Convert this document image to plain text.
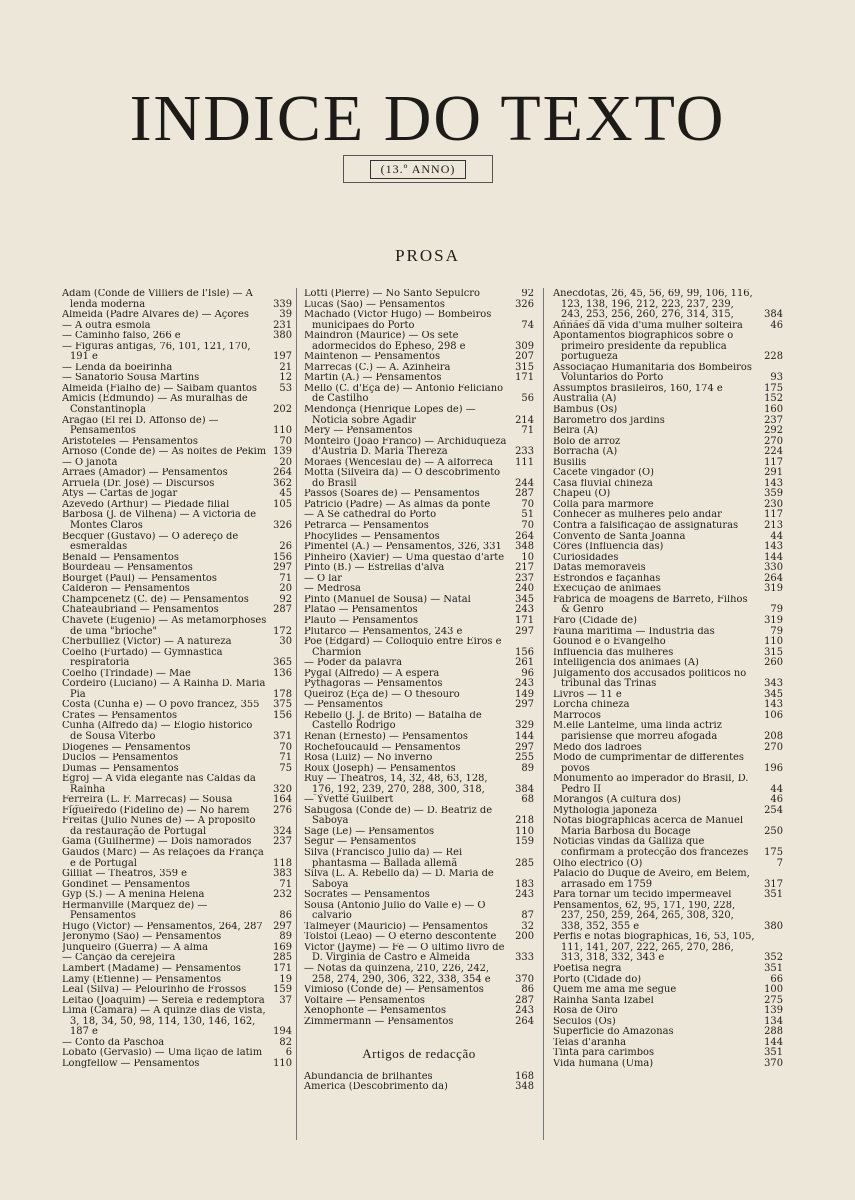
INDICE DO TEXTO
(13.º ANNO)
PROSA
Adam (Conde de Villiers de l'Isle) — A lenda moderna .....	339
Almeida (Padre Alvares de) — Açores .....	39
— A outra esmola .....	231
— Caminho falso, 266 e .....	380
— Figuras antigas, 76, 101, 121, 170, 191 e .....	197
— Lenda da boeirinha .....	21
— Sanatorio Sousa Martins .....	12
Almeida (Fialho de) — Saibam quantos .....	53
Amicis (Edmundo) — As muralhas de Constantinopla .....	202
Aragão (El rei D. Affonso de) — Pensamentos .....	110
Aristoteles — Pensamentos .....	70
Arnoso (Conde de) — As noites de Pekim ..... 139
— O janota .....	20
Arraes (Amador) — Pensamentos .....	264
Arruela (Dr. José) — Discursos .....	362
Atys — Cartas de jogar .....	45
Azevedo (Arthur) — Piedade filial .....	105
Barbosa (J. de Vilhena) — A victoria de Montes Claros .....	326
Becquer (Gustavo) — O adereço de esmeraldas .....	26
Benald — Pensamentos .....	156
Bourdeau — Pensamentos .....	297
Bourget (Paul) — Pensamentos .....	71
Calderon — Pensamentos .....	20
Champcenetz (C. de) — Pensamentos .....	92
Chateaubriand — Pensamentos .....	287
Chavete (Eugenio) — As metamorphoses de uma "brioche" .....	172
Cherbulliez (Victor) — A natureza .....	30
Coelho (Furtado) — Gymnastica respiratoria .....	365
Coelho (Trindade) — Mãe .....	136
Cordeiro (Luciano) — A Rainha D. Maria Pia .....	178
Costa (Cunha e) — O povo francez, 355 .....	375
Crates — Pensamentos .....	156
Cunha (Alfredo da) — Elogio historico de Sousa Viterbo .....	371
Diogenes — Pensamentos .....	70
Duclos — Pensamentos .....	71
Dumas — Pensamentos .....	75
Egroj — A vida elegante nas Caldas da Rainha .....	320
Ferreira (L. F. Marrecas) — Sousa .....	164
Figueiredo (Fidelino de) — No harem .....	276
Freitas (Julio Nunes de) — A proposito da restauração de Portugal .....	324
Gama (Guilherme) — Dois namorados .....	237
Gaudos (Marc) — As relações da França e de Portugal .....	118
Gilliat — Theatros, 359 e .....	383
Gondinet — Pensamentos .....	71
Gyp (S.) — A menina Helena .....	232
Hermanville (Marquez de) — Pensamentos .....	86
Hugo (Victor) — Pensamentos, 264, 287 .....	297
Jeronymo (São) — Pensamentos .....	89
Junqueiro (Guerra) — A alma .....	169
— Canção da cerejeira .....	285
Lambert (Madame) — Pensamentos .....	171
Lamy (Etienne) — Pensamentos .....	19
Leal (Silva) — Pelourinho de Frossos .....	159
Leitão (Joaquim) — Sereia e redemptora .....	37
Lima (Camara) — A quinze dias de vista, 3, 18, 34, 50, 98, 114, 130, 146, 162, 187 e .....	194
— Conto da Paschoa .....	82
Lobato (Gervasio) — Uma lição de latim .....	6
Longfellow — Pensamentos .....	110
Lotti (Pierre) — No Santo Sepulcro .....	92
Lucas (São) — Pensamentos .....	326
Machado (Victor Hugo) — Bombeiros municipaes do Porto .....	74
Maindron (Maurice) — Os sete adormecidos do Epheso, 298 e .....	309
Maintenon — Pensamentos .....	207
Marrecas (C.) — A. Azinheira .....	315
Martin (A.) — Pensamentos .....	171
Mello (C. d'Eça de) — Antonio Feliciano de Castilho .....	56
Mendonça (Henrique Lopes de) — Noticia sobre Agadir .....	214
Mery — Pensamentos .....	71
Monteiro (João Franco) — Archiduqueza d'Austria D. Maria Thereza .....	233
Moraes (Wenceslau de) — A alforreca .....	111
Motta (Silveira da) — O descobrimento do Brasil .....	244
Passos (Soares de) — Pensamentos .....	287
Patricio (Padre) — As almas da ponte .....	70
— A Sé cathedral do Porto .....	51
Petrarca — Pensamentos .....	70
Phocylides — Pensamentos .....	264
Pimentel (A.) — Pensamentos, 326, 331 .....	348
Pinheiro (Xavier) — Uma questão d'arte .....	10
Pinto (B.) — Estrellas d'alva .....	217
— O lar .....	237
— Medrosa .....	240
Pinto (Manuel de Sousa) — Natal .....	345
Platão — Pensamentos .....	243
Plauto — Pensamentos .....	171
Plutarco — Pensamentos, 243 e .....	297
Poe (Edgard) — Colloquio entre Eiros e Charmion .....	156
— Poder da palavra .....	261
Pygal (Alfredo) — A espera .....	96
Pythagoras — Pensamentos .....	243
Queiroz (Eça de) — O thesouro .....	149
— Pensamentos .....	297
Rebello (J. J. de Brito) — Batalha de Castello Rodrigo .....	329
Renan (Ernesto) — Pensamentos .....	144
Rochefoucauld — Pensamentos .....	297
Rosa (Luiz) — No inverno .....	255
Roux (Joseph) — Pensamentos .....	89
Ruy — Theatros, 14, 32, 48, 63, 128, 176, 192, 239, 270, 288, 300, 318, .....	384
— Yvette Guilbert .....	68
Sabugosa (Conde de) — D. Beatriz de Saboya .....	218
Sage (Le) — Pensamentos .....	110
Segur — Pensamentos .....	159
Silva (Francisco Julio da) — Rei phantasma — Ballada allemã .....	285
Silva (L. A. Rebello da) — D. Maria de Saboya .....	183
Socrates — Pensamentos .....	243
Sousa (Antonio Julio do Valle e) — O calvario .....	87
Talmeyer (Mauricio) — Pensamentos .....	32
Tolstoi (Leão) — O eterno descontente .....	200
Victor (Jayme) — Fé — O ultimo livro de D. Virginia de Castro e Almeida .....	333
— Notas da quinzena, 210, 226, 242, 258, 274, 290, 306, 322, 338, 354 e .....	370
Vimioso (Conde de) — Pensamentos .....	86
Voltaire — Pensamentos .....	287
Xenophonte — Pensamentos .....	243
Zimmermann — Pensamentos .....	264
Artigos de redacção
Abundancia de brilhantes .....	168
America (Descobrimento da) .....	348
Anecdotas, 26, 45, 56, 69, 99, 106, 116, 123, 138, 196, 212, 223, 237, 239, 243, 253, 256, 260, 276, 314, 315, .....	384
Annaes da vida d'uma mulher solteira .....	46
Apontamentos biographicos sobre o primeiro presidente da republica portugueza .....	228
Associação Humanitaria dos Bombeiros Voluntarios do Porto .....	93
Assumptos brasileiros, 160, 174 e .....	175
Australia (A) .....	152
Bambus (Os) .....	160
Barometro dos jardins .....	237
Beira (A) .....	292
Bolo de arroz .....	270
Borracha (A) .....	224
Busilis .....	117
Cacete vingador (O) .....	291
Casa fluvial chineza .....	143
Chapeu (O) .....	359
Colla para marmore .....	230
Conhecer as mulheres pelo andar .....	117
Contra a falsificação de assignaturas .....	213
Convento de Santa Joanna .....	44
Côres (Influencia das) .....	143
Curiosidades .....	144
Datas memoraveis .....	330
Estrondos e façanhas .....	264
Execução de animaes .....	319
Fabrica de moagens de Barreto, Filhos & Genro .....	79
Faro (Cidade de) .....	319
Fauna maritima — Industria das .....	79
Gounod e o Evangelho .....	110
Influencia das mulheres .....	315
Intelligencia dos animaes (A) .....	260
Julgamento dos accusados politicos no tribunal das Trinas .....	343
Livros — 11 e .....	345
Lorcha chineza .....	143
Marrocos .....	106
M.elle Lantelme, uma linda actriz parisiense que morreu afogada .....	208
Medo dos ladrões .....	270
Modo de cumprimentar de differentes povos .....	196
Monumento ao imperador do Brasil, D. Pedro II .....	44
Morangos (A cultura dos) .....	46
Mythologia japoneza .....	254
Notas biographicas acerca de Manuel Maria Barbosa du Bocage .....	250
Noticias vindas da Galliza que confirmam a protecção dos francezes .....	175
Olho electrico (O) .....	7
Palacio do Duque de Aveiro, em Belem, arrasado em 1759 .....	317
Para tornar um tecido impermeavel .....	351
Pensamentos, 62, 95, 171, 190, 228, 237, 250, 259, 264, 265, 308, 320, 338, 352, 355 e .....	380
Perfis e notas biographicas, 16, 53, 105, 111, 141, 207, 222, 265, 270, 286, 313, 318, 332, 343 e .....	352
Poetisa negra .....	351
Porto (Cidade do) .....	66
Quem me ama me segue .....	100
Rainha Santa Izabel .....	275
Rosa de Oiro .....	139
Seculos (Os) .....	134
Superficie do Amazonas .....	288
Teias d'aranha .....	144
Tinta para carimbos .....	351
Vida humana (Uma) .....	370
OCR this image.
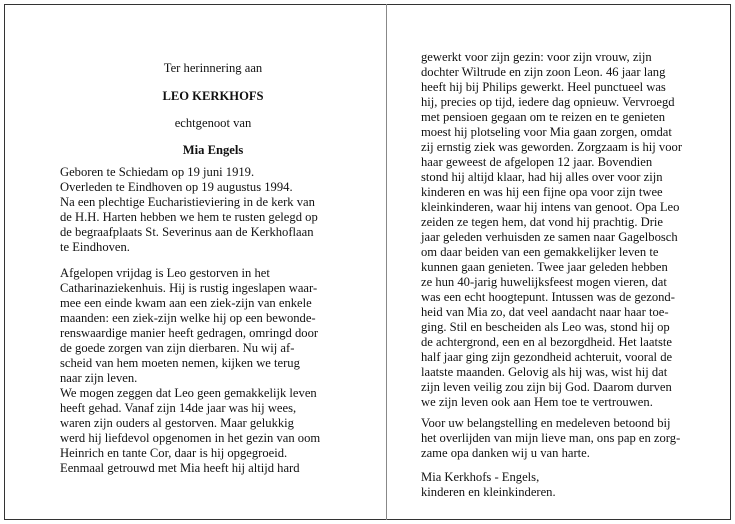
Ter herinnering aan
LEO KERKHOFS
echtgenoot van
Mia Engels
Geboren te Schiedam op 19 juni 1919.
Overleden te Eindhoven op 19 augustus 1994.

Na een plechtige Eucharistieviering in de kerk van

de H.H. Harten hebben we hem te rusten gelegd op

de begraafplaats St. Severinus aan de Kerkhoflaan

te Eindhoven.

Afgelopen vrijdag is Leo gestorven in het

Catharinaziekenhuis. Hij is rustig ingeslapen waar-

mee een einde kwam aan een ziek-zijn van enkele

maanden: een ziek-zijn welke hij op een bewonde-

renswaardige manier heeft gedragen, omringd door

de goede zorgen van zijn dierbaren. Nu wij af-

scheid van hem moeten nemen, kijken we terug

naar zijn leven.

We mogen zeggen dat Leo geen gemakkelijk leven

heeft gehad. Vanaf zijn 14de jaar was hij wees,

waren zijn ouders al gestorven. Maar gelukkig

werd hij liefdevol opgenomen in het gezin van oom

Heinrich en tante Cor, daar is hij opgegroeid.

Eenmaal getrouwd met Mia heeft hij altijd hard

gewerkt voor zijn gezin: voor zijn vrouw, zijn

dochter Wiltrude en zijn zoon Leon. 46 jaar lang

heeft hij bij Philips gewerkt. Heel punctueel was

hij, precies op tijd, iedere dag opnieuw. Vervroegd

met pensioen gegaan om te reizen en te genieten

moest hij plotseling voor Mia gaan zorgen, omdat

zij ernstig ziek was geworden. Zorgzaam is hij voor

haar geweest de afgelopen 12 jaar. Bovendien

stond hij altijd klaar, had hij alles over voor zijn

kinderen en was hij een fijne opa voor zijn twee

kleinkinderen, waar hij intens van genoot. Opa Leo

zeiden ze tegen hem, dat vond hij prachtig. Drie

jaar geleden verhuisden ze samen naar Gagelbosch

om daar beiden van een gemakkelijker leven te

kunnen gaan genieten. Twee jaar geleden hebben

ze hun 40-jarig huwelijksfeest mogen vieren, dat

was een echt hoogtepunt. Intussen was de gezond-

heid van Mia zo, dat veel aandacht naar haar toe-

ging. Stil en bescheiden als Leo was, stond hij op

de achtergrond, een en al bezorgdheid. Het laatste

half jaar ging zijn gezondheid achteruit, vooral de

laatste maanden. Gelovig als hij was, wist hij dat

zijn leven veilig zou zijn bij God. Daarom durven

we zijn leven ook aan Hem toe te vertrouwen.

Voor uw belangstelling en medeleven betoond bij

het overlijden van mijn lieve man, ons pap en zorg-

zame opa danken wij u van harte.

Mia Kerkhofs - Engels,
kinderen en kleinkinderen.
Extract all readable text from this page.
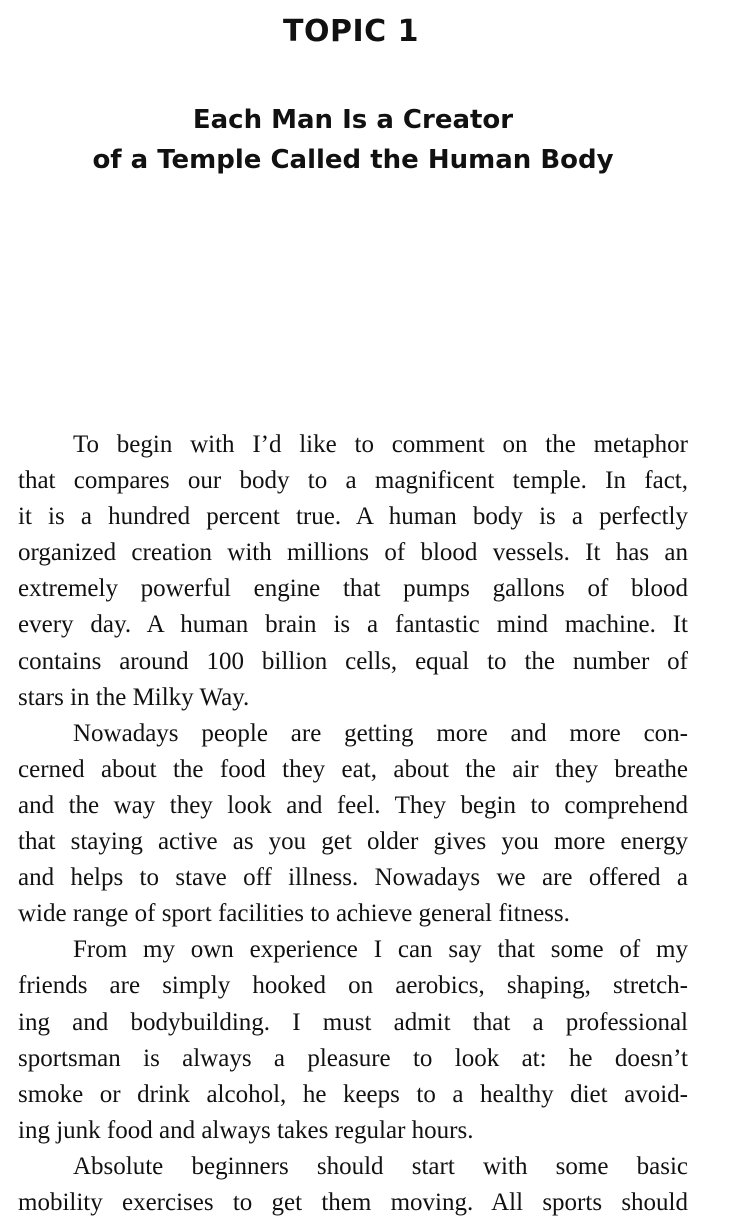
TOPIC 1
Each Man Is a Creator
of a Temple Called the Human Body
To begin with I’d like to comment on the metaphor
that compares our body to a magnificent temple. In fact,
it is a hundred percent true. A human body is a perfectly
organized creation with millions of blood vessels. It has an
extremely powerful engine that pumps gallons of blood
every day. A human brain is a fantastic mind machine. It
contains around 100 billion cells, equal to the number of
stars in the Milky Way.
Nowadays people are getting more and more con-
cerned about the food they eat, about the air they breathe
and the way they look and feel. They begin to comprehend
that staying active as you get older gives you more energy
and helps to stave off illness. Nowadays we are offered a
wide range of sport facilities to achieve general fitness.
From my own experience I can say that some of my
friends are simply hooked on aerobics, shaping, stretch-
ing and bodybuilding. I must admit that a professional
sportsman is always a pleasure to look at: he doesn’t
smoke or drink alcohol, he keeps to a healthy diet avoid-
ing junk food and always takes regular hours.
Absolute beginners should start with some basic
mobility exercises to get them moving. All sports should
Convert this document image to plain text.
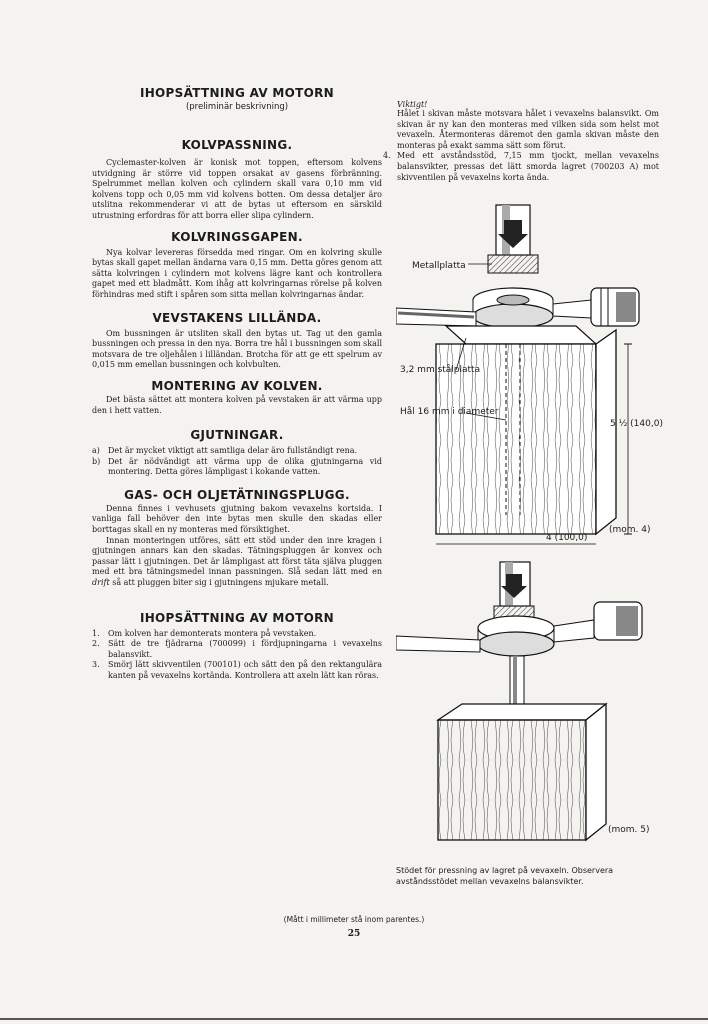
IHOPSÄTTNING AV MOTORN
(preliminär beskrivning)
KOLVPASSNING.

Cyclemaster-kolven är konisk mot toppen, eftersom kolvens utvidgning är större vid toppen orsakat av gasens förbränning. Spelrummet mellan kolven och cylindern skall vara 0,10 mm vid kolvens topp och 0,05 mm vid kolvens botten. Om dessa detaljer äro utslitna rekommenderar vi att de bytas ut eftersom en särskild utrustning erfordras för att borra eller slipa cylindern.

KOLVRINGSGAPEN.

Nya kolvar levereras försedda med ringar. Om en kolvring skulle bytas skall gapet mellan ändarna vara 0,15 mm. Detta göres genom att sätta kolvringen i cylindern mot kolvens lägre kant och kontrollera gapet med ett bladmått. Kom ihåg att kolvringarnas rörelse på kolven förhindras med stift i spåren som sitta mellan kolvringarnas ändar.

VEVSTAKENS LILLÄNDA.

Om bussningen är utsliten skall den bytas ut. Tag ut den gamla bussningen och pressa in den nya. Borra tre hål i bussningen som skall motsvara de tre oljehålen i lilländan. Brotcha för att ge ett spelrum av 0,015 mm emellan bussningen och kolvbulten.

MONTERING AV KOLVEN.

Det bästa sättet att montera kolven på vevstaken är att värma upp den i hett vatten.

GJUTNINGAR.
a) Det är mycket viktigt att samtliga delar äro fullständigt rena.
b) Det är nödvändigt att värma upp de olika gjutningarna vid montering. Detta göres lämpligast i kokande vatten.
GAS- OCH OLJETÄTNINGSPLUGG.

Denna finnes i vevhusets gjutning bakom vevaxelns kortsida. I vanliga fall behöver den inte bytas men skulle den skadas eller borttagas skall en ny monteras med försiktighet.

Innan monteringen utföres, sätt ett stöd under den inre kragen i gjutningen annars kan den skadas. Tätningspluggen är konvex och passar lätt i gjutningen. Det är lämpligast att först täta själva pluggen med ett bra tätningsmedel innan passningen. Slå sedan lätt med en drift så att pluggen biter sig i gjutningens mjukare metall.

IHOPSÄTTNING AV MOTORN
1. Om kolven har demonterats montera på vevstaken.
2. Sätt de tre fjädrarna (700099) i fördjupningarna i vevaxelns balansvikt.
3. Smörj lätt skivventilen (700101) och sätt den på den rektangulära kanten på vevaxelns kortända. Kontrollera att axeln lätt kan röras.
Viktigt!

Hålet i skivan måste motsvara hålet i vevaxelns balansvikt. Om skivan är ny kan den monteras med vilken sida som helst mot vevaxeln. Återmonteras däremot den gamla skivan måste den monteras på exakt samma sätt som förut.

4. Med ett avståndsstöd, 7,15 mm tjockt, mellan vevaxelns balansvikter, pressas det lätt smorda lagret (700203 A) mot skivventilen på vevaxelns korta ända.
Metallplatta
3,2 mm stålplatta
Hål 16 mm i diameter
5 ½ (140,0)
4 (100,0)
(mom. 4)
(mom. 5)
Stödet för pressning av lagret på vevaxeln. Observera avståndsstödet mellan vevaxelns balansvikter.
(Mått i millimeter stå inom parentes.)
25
________
◆ Problem requirements: Only the lines above that hold "Saboya" are wanted. Show every one of them.

◆ Solved exercise:
Sabugosa (Conde de) — D. Beatriz de Saboya .....	218
Silva (L. A. Rebello da) — D. Maria de Saboya .....	183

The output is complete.